## PROBLEM REQUIREMENTS
All of the data that follows should be retyped exactly, please, except the pictures.

────────

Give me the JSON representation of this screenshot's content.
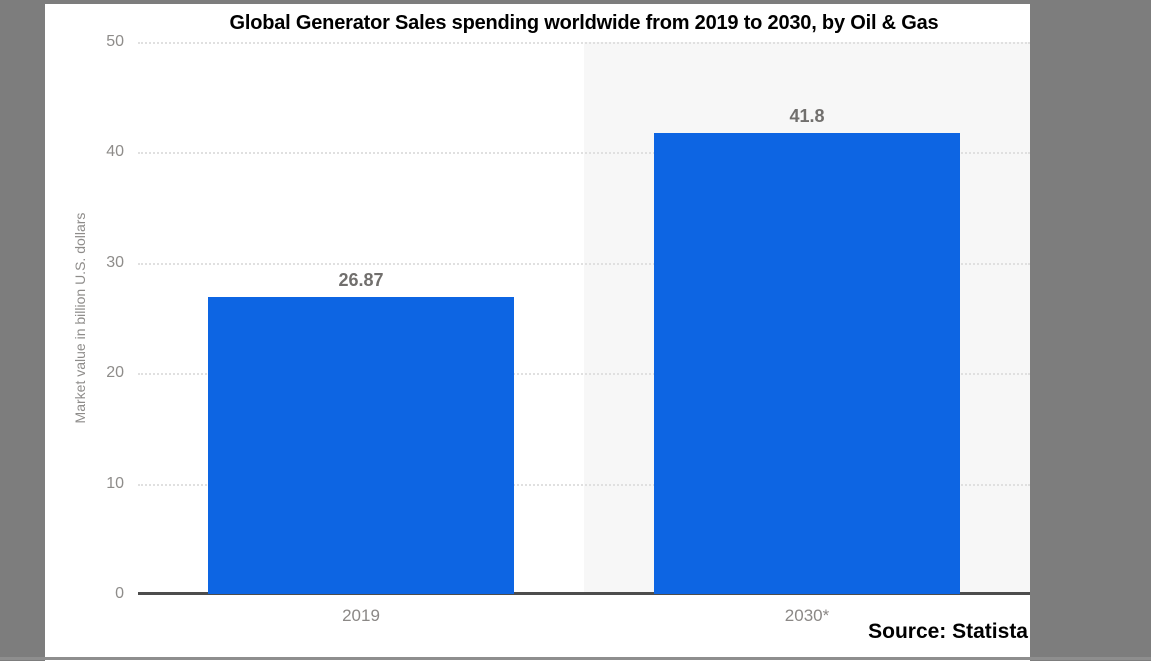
{
  "window": {
    "border_color": "#7d7d7d",
    "bottom_rule_color": "#8e8e8e"
  },
  "chart_data": {
    "type": "bar",
    "title": "Global Generator Sales spending worldwide from 2019 to 2030, by Oil & Gas",
    "ylabel": "Market value in billion U.S. dollars",
    "xlabel": "",
    "categories": [
      "2019",
      "2030*"
    ],
    "values": [
      26.87,
      41.8
    ],
    "value_labels": [
      "26.87",
      "41.8"
    ],
    "yticks": [
      0,
      10,
      20,
      30,
      40,
      50
    ],
    "ylim": [
      0,
      50
    ],
    "bar_color": "#0d65e3",
    "band_colors": [
      "#ffffff",
      "#f7f7f7"
    ],
    "gridlines": "dotted horizontal",
    "axis_line_color": "#4d4d4d",
    "tick_label_color": "#8e8c8a",
    "value_label_color": "#716f6d",
    "legend": "none"
  },
  "source": {
    "label": "Source: Statista"
  }
}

────────

## SOLUTION TO THIS EXERCISE
Give me the JSON representation of this screenshot's content.
{
  "window": {
    "border_color": "#7d7d7d",
    "bottom_rule_color": "#8e8e8e"
  },
  "chart_data": {
    "type": "bar",
    "title": "Global Generator Sales spending worldwide from 2019 to 2030, by Oil & Gas",
    "ylabel": "Market value in billion U.S. dollars",
    "xlabel": "",
    "categories": [
      "2019",
      "2030*"
    ],
    "values": [
      26.87,
      41.8
    ],
    "value_labels": [
      "26.87",
      "41.8"
    ],
    "yticks": [
      0,
      10,
      20,
      30,
      40,
      50
    ],
    "ylim": [
      0,
      50
    ],
    "bar_color": "#0d65e3",
    "band_colors": [
      "#ffffff",
      "#f7f7f7"
    ],
    "gridlines": "dotted horizontal",
    "axis_line_color": "#4d4d4d",
    "tick_label_color": "#8e8c8a",
    "value_label_color": "#716f6d",
    "legend": "none"
  },
  "source": {
    "label": "Source: Statista"
  }
}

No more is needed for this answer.